時々、わけもなくヴァイオレット・エヴァ―ガーデンが見たくなる。
見ると私は泣く。
泣いている時の私は、とても醜い。
よい歳をこかれた男性が、アニメを見て、不意に涙を溢れさせる。
涙が一筋、頬を伝って美しく流れるわけだ。
一筋の涙は美しいかもしれぬが、私の涙は醜い。
息を殺しているのでぐふっ、ぐふっ、と何か異様な音を立てている。
顔は怒っているように強張っているし、鼻水もちょいと顔を出す。
その醜さと、涙の美しさの対比が非常に面白いので、私は泣いている自分の顔をスマホで撮る。
そしてそれを友人や家族に送ったりする。
私は人を喜ばせるのが、なかなか好きだ。
私は自分の醜さも好きになろうとしている。
ヴァイオレット・エヴァ―ガーデンについてネットで調べたことがある。
“必ず泣けるアニメ”という説明がされていることがある。

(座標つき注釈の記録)
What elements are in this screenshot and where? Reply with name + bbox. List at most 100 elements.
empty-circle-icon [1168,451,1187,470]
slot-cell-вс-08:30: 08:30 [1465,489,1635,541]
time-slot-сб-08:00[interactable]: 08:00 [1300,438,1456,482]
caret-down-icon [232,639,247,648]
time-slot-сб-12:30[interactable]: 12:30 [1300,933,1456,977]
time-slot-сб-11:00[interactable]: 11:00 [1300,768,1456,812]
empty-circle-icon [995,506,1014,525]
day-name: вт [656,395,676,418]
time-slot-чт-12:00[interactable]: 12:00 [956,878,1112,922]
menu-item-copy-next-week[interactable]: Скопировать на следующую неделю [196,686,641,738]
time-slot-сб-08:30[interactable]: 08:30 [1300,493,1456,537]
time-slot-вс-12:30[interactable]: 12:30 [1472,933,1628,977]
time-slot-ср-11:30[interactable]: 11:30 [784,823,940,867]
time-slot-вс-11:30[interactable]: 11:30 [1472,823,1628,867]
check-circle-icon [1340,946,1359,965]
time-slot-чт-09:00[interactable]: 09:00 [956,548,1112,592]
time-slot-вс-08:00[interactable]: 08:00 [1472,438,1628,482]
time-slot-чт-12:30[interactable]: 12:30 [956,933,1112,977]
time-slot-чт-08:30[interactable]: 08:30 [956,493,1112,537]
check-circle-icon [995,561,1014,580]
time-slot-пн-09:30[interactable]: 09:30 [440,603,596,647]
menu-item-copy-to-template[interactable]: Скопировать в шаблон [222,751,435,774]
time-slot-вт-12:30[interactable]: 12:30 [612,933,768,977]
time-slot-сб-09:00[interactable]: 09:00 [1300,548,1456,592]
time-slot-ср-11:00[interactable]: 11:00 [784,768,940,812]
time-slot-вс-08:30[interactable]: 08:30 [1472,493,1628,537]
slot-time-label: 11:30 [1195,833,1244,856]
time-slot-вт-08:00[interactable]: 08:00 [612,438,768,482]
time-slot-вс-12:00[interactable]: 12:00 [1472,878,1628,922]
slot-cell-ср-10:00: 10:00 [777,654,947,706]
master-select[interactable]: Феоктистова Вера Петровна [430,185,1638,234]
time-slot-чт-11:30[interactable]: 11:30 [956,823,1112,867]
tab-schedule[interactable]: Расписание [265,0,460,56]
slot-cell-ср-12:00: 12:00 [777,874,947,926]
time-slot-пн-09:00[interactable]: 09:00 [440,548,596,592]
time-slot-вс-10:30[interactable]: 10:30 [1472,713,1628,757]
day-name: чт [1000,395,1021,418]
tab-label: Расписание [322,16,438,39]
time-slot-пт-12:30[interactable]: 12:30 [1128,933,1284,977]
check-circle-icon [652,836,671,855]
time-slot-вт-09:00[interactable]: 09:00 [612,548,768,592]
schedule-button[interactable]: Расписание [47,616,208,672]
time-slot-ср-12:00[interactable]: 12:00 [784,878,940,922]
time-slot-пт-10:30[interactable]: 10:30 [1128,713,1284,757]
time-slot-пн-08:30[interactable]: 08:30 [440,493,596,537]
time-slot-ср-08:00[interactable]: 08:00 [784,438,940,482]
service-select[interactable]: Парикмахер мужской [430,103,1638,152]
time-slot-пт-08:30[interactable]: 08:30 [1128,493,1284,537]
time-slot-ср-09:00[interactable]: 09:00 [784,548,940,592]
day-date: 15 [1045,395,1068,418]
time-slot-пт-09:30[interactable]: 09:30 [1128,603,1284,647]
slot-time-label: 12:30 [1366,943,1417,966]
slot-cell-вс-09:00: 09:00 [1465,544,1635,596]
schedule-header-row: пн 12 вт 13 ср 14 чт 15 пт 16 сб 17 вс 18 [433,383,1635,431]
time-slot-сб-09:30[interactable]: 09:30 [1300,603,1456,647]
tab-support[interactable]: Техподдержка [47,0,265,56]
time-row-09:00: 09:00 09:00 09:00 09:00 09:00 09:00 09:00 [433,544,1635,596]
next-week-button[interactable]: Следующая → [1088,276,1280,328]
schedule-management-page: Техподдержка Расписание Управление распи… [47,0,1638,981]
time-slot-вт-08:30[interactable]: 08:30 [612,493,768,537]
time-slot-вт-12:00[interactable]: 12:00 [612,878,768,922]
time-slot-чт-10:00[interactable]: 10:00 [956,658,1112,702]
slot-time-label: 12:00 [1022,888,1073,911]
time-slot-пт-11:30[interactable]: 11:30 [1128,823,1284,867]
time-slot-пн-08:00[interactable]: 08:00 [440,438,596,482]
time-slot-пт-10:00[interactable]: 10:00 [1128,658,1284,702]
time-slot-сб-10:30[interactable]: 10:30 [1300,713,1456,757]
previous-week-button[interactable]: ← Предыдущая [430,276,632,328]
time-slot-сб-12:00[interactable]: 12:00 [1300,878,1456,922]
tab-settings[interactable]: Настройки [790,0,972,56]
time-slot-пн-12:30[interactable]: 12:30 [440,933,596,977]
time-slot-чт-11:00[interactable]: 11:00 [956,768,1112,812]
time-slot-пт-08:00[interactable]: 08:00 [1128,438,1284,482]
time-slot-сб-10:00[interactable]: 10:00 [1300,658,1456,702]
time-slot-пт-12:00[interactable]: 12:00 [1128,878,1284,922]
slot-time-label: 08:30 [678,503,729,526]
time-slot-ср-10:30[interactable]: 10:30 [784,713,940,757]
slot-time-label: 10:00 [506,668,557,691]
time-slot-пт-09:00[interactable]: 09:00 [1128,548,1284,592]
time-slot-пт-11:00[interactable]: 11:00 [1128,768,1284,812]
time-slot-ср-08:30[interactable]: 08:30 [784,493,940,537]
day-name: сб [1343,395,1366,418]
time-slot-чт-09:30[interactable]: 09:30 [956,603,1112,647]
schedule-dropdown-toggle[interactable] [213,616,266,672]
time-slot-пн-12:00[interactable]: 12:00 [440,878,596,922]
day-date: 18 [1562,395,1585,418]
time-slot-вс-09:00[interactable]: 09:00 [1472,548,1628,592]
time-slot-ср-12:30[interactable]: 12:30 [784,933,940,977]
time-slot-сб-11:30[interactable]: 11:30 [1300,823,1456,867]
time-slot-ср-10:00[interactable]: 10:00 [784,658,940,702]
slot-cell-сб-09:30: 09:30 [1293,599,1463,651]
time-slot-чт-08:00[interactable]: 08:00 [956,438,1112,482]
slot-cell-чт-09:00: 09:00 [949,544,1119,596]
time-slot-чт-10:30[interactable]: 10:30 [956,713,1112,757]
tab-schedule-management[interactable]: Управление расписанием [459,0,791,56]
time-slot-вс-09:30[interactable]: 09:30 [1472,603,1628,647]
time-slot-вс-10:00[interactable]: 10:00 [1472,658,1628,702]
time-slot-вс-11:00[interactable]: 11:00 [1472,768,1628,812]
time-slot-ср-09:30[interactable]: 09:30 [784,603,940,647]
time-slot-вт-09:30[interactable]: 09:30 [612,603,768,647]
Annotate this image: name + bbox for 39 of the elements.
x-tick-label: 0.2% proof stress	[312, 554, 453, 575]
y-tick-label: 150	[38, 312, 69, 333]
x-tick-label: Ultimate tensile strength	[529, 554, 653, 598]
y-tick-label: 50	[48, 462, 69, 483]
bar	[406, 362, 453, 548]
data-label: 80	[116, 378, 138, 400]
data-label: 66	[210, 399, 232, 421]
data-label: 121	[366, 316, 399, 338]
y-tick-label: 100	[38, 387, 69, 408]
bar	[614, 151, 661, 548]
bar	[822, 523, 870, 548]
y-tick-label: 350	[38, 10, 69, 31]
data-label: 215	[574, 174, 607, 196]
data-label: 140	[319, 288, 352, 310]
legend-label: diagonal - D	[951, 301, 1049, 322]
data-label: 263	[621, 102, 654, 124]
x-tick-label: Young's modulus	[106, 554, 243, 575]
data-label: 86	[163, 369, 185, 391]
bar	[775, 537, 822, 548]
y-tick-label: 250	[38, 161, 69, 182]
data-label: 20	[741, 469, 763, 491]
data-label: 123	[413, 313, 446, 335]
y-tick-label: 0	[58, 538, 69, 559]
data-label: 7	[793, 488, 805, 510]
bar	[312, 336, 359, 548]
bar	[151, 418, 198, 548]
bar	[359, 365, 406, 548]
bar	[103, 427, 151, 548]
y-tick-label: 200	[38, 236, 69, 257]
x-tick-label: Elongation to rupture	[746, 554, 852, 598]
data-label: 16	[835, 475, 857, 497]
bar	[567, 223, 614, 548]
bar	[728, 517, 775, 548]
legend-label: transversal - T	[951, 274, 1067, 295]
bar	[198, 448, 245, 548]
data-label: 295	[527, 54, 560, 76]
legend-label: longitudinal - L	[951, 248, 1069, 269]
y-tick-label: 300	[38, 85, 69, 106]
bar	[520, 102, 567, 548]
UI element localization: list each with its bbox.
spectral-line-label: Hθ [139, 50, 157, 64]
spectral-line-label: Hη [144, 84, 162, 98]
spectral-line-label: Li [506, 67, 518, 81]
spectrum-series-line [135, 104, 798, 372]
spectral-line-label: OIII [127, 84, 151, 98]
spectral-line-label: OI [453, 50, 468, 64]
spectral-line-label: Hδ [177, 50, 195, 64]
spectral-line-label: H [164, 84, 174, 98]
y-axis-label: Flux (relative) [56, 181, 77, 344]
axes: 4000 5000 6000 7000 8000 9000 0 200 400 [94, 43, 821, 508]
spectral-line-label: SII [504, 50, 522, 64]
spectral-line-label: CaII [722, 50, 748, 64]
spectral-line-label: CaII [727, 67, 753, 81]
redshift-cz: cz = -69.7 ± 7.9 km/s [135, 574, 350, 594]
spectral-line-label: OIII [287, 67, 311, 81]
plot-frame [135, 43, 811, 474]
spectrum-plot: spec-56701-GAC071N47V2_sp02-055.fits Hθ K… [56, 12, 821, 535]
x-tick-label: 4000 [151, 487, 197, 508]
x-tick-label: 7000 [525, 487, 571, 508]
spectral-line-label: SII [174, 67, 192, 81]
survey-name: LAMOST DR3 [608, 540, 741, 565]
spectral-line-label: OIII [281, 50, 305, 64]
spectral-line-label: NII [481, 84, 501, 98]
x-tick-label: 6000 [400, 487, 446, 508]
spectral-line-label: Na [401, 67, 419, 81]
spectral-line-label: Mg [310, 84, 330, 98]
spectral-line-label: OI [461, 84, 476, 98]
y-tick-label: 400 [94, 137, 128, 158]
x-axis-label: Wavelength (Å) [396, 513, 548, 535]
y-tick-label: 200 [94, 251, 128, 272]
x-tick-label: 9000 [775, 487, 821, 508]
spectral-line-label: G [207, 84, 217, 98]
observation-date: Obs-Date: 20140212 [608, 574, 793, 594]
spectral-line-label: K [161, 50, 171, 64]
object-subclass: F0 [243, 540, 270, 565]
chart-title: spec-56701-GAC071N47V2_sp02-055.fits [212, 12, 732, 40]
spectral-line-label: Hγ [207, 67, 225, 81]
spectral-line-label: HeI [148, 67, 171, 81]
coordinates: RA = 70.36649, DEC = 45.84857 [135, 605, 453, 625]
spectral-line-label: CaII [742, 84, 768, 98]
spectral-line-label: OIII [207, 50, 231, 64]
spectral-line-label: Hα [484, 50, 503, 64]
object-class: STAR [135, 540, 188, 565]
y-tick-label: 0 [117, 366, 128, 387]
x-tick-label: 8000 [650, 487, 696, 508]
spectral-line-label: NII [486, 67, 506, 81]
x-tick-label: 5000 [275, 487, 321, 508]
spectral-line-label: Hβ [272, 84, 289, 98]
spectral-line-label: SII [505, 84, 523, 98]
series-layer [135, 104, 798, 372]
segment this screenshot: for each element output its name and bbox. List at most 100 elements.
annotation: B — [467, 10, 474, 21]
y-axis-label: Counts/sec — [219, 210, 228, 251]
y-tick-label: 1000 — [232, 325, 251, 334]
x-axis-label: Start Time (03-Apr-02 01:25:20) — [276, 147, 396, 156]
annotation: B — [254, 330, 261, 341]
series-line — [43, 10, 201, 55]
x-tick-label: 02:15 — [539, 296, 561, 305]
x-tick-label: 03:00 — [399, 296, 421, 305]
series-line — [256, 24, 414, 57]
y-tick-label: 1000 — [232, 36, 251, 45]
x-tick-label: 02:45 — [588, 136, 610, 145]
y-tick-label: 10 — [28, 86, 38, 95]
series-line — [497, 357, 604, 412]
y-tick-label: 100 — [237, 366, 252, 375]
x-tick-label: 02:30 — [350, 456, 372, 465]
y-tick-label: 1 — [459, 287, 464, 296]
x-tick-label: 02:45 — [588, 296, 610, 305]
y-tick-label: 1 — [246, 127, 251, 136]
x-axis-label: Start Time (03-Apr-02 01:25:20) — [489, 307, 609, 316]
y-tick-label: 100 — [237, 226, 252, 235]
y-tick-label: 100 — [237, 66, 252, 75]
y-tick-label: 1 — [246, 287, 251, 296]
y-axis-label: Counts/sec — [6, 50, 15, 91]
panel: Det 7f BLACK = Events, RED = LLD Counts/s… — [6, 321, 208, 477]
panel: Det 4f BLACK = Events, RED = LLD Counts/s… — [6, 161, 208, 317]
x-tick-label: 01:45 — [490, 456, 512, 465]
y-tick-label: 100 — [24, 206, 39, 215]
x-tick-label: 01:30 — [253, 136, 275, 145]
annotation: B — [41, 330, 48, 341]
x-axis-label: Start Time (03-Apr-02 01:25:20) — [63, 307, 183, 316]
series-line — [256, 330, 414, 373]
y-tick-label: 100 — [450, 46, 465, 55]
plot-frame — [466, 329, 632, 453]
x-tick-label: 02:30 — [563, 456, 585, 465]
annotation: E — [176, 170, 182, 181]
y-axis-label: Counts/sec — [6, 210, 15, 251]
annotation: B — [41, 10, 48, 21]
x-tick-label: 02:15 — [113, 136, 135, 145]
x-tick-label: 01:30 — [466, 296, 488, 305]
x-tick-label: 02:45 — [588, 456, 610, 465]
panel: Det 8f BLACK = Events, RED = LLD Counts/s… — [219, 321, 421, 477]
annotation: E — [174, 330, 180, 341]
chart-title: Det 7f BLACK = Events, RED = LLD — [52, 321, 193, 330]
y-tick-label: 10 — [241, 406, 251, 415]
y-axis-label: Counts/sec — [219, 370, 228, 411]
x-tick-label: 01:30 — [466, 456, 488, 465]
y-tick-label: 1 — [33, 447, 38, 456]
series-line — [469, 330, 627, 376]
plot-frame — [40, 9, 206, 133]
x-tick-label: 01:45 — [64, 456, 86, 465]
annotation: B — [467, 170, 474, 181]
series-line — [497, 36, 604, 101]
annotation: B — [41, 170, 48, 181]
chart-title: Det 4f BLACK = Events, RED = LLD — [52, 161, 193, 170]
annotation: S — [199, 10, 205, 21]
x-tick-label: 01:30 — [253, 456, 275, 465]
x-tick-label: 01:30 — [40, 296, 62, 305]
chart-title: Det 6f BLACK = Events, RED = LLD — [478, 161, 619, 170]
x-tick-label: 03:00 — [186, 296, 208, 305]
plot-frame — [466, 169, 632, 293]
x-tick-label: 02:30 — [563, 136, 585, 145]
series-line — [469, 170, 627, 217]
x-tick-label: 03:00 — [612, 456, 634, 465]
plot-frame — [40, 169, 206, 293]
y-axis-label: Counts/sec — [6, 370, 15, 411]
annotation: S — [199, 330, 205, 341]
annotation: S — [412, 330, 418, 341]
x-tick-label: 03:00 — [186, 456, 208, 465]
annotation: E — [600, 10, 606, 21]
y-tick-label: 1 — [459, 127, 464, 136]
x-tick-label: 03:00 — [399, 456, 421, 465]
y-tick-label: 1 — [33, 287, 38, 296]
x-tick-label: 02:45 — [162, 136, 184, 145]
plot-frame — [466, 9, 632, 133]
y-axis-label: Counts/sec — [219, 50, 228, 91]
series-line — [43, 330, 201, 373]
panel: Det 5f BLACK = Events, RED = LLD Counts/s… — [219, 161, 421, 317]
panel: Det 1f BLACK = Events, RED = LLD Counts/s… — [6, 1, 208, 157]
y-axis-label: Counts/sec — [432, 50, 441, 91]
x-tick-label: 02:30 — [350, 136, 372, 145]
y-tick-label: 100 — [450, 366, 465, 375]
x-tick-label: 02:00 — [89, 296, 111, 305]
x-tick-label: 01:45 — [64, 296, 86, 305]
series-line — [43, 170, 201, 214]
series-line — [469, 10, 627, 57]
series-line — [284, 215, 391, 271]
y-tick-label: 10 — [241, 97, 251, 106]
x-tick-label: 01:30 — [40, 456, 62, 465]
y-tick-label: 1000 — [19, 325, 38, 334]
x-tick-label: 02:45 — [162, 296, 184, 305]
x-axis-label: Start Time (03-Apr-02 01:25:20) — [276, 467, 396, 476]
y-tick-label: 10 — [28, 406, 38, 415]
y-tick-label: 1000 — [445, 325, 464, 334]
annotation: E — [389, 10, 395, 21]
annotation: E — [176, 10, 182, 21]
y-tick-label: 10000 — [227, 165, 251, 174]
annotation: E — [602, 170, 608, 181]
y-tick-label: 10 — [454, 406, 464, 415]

> **短い練習 1**
抜粋の「泣いている時の私は、とても醜い。」から始めて「ヴァイオレット・エヴァ―ガーデンについてネットで調べたことがある。」までの部分を、「スマホ」を「携帯電話」に置き換えて書き直してください。
> **短い練習 2**
抜粋をもとに、次の問いに答えてください。
(a) 泣いている自分の顔を撮ったあと、それをだれに送りますか。
(b) 息を殺しているとき、どんな音を立てていますか。
(c) ネットでは、このアニメがどのように説明されていることがありますか。

> **答えの例 1**
泣いている時の私は、とても醜い。
よい歳をこかれた男性が、アニメを見て、不意に涙を溢れさせる。
涙が一筋、頬を伝って美しく流れるわけだ。
一筋の涙は美しいかもしれぬが、私の涙は醜い。
息を殺しているのでぐふっ、ぐふっ、と何か異様な音を立てている。
顔は怒っているように強張っているし、鼻水もちょいと顔を出す。
その醜さと、涙の美しさの対比が非常に面白いので、私は泣いている自分の顔を携帯電話で撮る。
そしてそれを友人や家族に送ったりする。
私は人を喜ばせるのが、なかなか好きだ。
私は自分の醜さも好きになろうとしている。
ヴァイオレット・エヴァ―ガーデンについてネットで調べたことがある。

> **答えの例 2**
(a) 友人や家族
(b) ぐふっ、ぐふっ、という異様な音
(c) “必ず泣けるアニメ”